▶ _THE EXERCISE_
Keep the pictures out and restate every record exactly.

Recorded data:
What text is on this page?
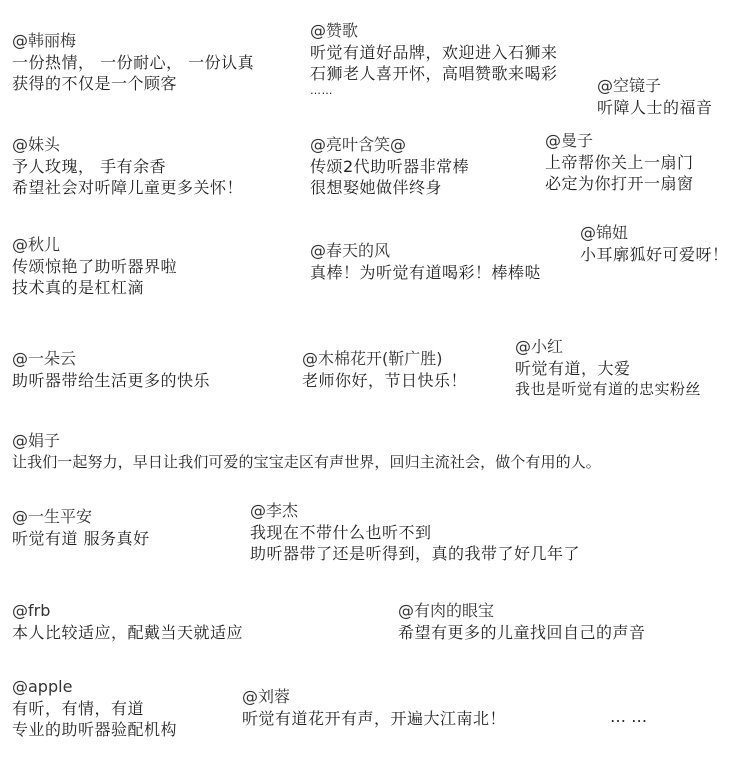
@韩丽梅
一份热情， 一份耐心， 一份认真
获得的不仅是一个顾客
@赞歌
听觉有道好品牌，欢迎进入石狮来
石狮老人喜开怀，高唱赞歌来喝彩
……	@空镜子
听障人士的福音
@妹头
予人玫瑰， 手有余香
希望社会对听障儿童更多关怀！
@亮叶含笑@
传颂2代助听器非常棒
很想娶她做伴终身
@曼子
上帝帮你关上一扇门
必定为你打开一扇窗
@锦妞
小耳廓狐好可爱呀！
@秋儿
传颂惊艳了助听器界啦
技术真的是杠杠滴
@春天的风
真棒！为听觉有道喝彩！棒棒哒
@一朵云
助听器带给生活更多的快乐
@木棉花开(靳广胜)
老师你好，节日快乐！
@小红
听觉有道，大爱
我也是听觉有道的忠实粉丝
@娟子
让我们一起努力，早日让我们可爱的宝宝走区有声世界，回归主流社会，做个有用的人。
@一生平安
听觉有道 服务真好
@李杰
我现在不带什么也听不到
助听器带了还是听得到，真的我带了好几年了
@frb
本人比较适应，配戴当天就适应
@有肉的眼宝
希望有更多的儿童找回自己的声音
@apple
有听，有情，有道
专业的助听器验配机构
@刘蓉
听觉有道花开有声，开遍大江南北！	… …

▶ _COMPLETED EXERCISE_
What text is on this page?
@韩丽梅
一份热情， 一份耐心， 一份认真
获得的不仅是一个顾客
@赞歌
听觉有道好品牌，欢迎进入石狮来
石狮老人喜开怀，高唱赞歌来喝彩
……	@空镜子
听障人士的福音
@妹头
予人玫瑰， 手有余香
希望社会对听障儿童更多关怀！
@亮叶含笑@
传颂2代助听器非常棒
很想娶她做伴终身
@曼子
上帝帮你关上一扇门
必定为你打开一扇窗
@锦妞
小耳廓狐好可爱呀！
@秋儿
传颂惊艳了助听器界啦
技术真的是杠杠滴
@春天的风
真棒！为听觉有道喝彩！棒棒哒
@一朵云
助听器带给生活更多的快乐
@木棉花开(靳广胜)
老师你好，节日快乐！
@小红
听觉有道，大爱
我也是听觉有道的忠实粉丝
@娟子
让我们一起努力，早日让我们可爱的宝宝走区有声世界，回归主流社会，做个有用的人。
@一生平安
听觉有道 服务真好
@李杰
我现在不带什么也听不到
助听器带了还是听得到，真的我带了好几年了
@frb
本人比较适应，配戴当天就适应
@有肉的眼宝
希望有更多的儿童找回自己的声音
@apple
有听，有情，有道
专业的助听器验配机构
@刘蓉
听觉有道花开有声，开遍大江南北！	… …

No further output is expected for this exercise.